*PROVIDED ENTRIES:*
------------------------------
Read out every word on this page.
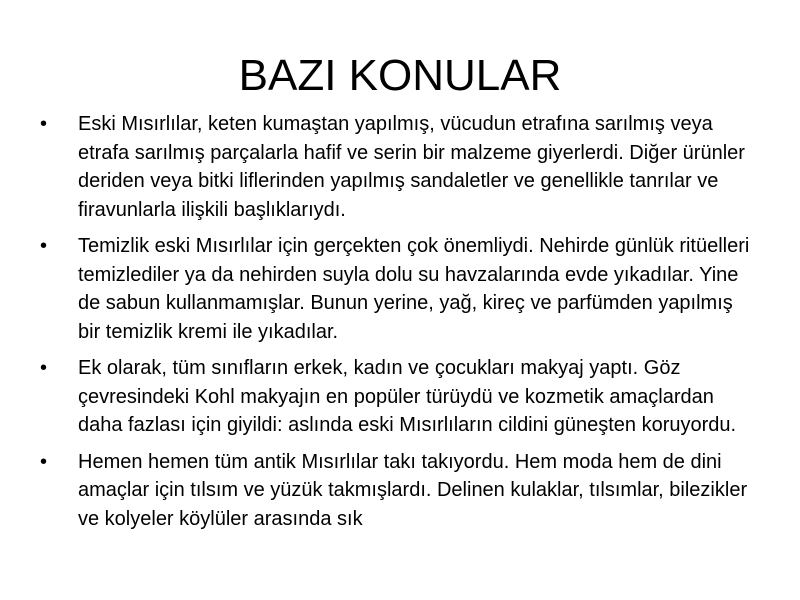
BAZI KONULAR
•	Eski Mısırlılar, keten kumaştan yapılmış, vücudun etrafına sarılmış veya etrafa sarılmış parçalarla hafif ve serin bir malzeme giyerlerdi. Diğer ürünler deriden veya bitki liflerinden yapılmış sandaletler ve genellikle tanrılar ve firavunlarla ilişkili başlıklarıydı.
•	Temizlik eski Mısırlılar için gerçekten çok önemliydi. Nehirde günlük ritüelleri temizlediler ya da nehirden suyla dolu su havzalarında evde yıkadılar. Yine de sabun kullanmamışlar. Bunun yerine, yağ, kireç ve parfümden yapılmış bir temizlik kremi ile yıkadılar.
•	Ek olarak, tüm sınıfların erkek, kadın ve çocukları makyaj yaptı. Göz çevresindeki Kohl makyajın en popüler türüydü ve kozmetik amaçlardan daha fazlası için giyildi: aslında eski Mısırlıların cildini güneşten koruyordu.
•	Hemen hemen tüm antik Mısırlılar takı takıyordu. Hem moda hem de dini amaçlar için tılsım ve yüzük takmışlardı. Delinen kulaklar, tılsımlar, bilezikler ve kolyeler köylüler arasında sık
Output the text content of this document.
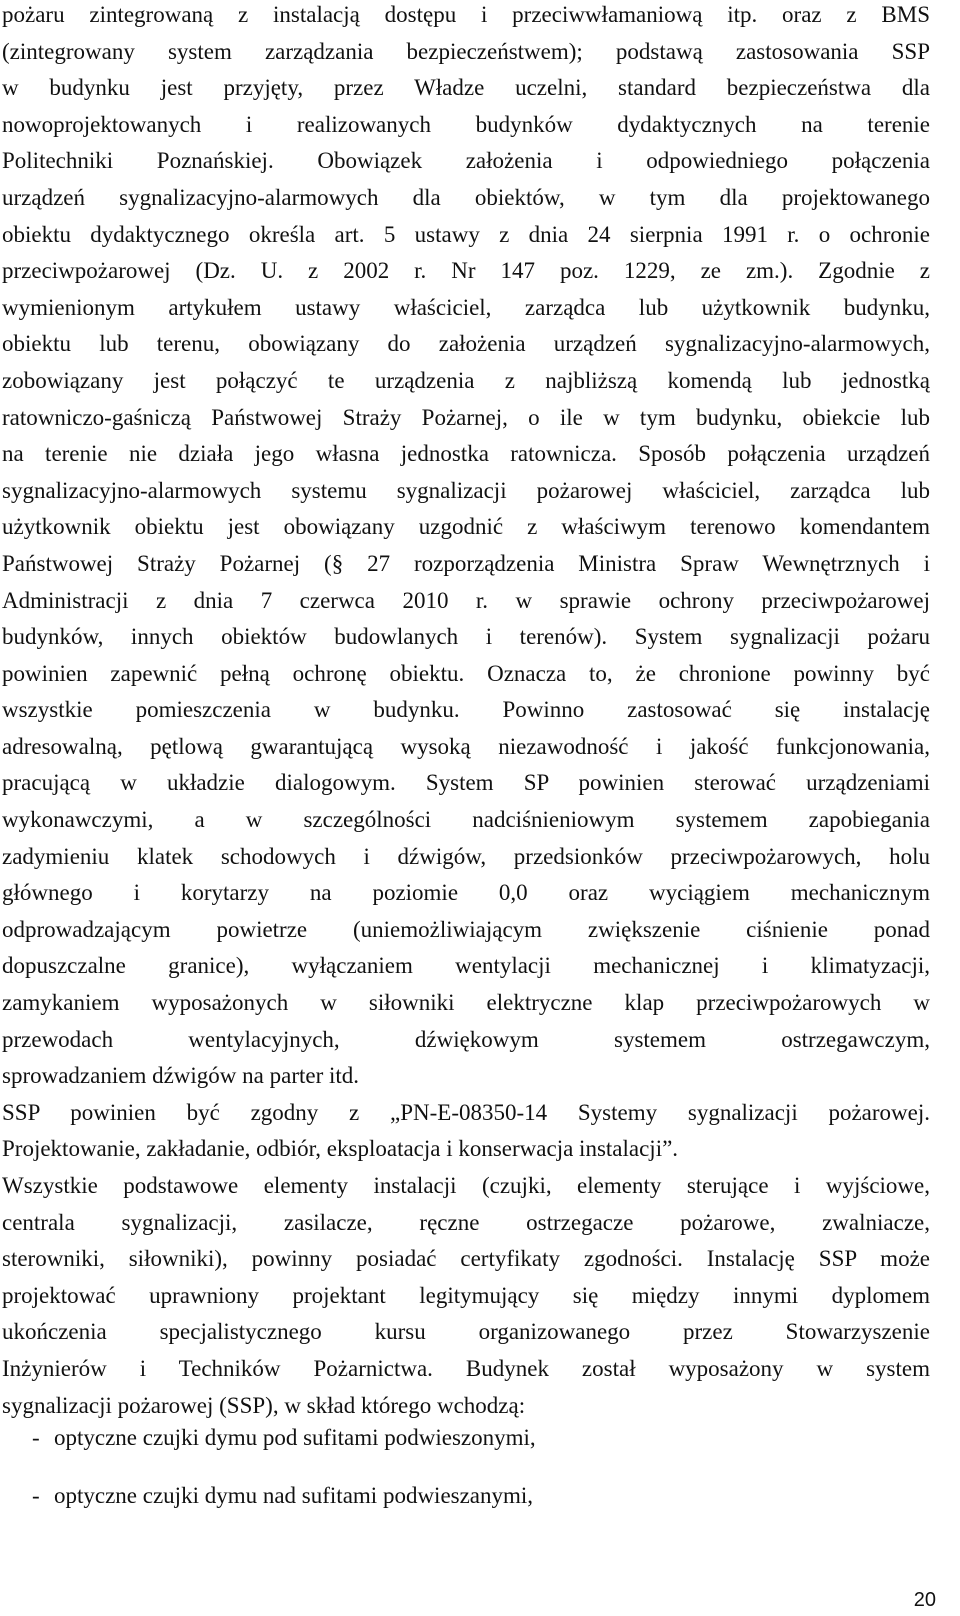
pożaru zintegrowaną z instalacją dostępu i przeciwwłamaniową itp. oraz z BMS
(zintegrowany system zarządzania bezpieczeństwem); podstawą zastosowania SSP
w budynku jest przyjęty, przez Władze uczelni, standard bezpieczeństwa dla
nowoprojektowanych i realizowanych budynków dydaktycznych na terenie
Politechniki Poznańskiej. Obowiązek założenia i odpowiedniego połączenia
urządzeń sygnalizacyjno-alarmowych dla obiektów, w tym dla projektowanego
obiektu dydaktycznego określa art. 5 ustawy z dnia 24 sierpnia 1991 r. o ochronie
przeciwpożarowej (Dz. U. z 2002 r. Nr 147 poz. 1229, ze zm.). Zgodnie z
wymienionym artykułem ustawy właściciel, zarządca lub użytkownik budynku,
obiektu lub terenu, obowiązany do założenia urządzeń sygnalizacyjno-alarmowych,
zobowiązany jest połączyć te urządzenia z najbliższą komendą lub jednostką
ratowniczo-gaśniczą Państwowej Straży Pożarnej, o ile w tym budynku, obiekcie lub
na terenie nie działa jego własna jednostka ratownicza. Sposób połączenia urządzeń
sygnalizacyjno-alarmowych systemu sygnalizacji pożarowej właściciel, zarządca lub
użytkownik obiektu jest obowiązany uzgodnić z właściwym terenowo komendantem
Państwowej Straży Pożarnej (§ 27 rozporządzenia Ministra Spraw Wewnętrznych i
Administracji z dnia 7 czerwca 2010 r. w sprawie ochrony przeciwpożarowej
budynków, innych obiektów budowlanych i terenów). System sygnalizacji pożaru
powinien zapewnić pełną ochronę obiektu. Oznacza to, że chronione powinny być
wszystkie pomieszczenia w budynku. Powinno zastosować się instalację
adresowalną, pętlową gwarantującą wysoką niezawodność i jakość funkcjonowania,
pracującą w układzie dialogowym. System SP powinien sterować urządzeniami
wykonawczymi, a w szczególności nadciśnieniowym systemem zapobiegania
zadymieniu klatek schodowych i dźwigów, przedsionków przeciwpożarowych, holu
głównego i korytarzy na poziomie 0,0 oraz wyciągiem mechanicznym
odprowadzającym powietrze (uniemożliwiającym zwiększenie ciśnienie ponad
dopuszczalne granice), wyłączaniem wentylacji mechanicznej i klimatyzacji,
zamykaniem wyposażonych w siłowniki elektryczne klap przeciwpożarowych w
przewodach wentylacyjnych, dźwiękowym systemem ostrzegawczym,
sprowadzaniem dźwigów na parter itd.
SSP powinien być zgodny z „PN-E-08350-14 Systemy sygnalizacji pożarowej.
Projektowanie, zakładanie, odbiór, eksploatacja i konserwacja instalacji”.
Wszystkie podstawowe elementy instalacji (czujki, elementy sterujące i wyjściowe,
centrala sygnalizacji, zasilacze, ręczne ostrzegacze pożarowe, zwalniacze,
sterowniki, siłowniki), powinny posiadać certyfikaty zgodności. Instalację SSP może
projektować uprawniony projektant legitymujący się między innymi dyplomem
ukończenia specjalistycznego kursu organizowanego przez Stowarzyszenie
Inżynierów i Techników Pożarnictwa. Budynek został wyposażony w system
sygnalizacji pożarowej (SSP), w skład którego wchodzą:
- optyczne czujki dymu pod sufitami podwieszonymi,
- optyczne czujki dymu nad sufitami podwieszanymi,
20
------------------------------
*STATED GOAL:* Write out all the records again, exactly, minus any pictures.

*WRITTEN ANSWER:*
Read out every word on this page.
BAZI KONULAR
•	Eski Mısırlılar, keten kumaştan yapılmış, vücudun etrafına sarılmış veya etrafa sarılmış parçalarla hafif ve serin bir malzeme giyerlerdi. Diğer ürünler deriden veya bitki liflerinden yapılmış sandaletler ve genellikle tanrılar ve firavunlarla ilişkili başlıklarıydı.
•	Temizlik eski Mısırlılar için gerçekten çok önemliydi. Nehirde günlük ritüelleri temizlediler ya da nehirden suyla dolu su havzalarında evde yıkadılar. Yine de sabun kullanmamışlar. Bunun yerine, yağ, kireç ve parfümden yapılmış bir temizlik kremi ile yıkadılar.
•	Ek olarak, tüm sınıfların erkek, kadın ve çocukları makyaj yaptı. Göz çevresindeki Kohl makyajın en popüler türüydü ve kozmetik amaçlardan daha fazlası için giyildi: aslında eski Mısırlıların cildini güneşten koruyordu.
•	Hemen hemen tüm antik Mısırlılar takı takıyordu. Hem moda hem de dini amaçlar için tılsım ve yüzük takmışlardı. Delinen kulaklar, tılsımlar, bilezikler ve kolyeler köylüler arasında sık
Output the text content of this document.
pożaru zintegrowaną z instalacją dostępu i przeciwwłamaniową itp. oraz z BMS
(zintegrowany system zarządzania bezpieczeństwem); podstawą zastosowania SSP
w budynku jest przyjęty, przez Władze uczelni, standard bezpieczeństwa dla
nowoprojektowanych i realizowanych budynków dydaktycznych na terenie
Politechniki Poznańskiej. Obowiązek założenia i odpowiedniego połączenia
urządzeń sygnalizacyjno-alarmowych dla obiektów, w tym dla projektowanego
obiektu dydaktycznego określa art. 5 ustawy z dnia 24 sierpnia 1991 r. o ochronie
przeciwpożarowej (Dz. U. z 2002 r. Nr 147 poz. 1229, ze zm.). Zgodnie z
wymienionym artykułem ustawy właściciel, zarządca lub użytkownik budynku,
obiektu lub terenu, obowiązany do założenia urządzeń sygnalizacyjno-alarmowych,
zobowiązany jest połączyć te urządzenia z najbliższą komendą lub jednostką
ratowniczo-gaśniczą Państwowej Straży Pożarnej, o ile w tym budynku, obiekcie lub
na terenie nie działa jego własna jednostka ratownicza. Sposób połączenia urządzeń
sygnalizacyjno-alarmowych systemu sygnalizacji pożarowej właściciel, zarządca lub
użytkownik obiektu jest obowiązany uzgodnić z właściwym terenowo komendantem
Państwowej Straży Pożarnej (§ 27 rozporządzenia Ministra Spraw Wewnętrznych i
Administracji z dnia 7 czerwca 2010 r. w sprawie ochrony przeciwpożarowej
budynków, innych obiektów budowlanych i terenów). System sygnalizacji pożaru
powinien zapewnić pełną ochronę obiektu. Oznacza to, że chronione powinny być
wszystkie pomieszczenia w budynku. Powinno zastosować się instalację
adresowalną, pętlową gwarantującą wysoką niezawodność i jakość funkcjonowania,
pracującą w układzie dialogowym. System SP powinien sterować urządzeniami
wykonawczymi, a w szczególności nadciśnieniowym systemem zapobiegania
zadymieniu klatek schodowych i dźwigów, przedsionków przeciwpożarowych, holu
głównego i korytarzy na poziomie 0,0 oraz wyciągiem mechanicznym
odprowadzającym powietrze (uniemożliwiającym zwiększenie ciśnienie ponad
dopuszczalne granice), wyłączaniem wentylacji mechanicznej i klimatyzacji,
zamykaniem wyposażonych w siłowniki elektryczne klap przeciwpożarowych w
przewodach wentylacyjnych, dźwiękowym systemem ostrzegawczym,
sprowadzaniem dźwigów na parter itd.
SSP powinien być zgodny z „PN-E-08350-14 Systemy sygnalizacji pożarowej.
Projektowanie, zakładanie, odbiór, eksploatacja i konserwacja instalacji”.
Wszystkie podstawowe elementy instalacji (czujki, elementy sterujące i wyjściowe,
centrala sygnalizacji, zasilacze, ręczne ostrzegacze pożarowe, zwalniacze,
sterowniki, siłowniki), powinny posiadać certyfikaty zgodności. Instalację SSP może
projektować uprawniony projektant legitymujący się między innymi dyplomem
ukończenia specjalistycznego kursu organizowanego przez Stowarzyszenie
Inżynierów i Techników Pożarnictwa. Budynek został wyposażony w system
sygnalizacji pożarowej (SSP), w skład którego wchodzą:
- optyczne czujki dymu pod sufitami podwieszonymi,
- optyczne czujki dymu nad sufitami podwieszanymi,
20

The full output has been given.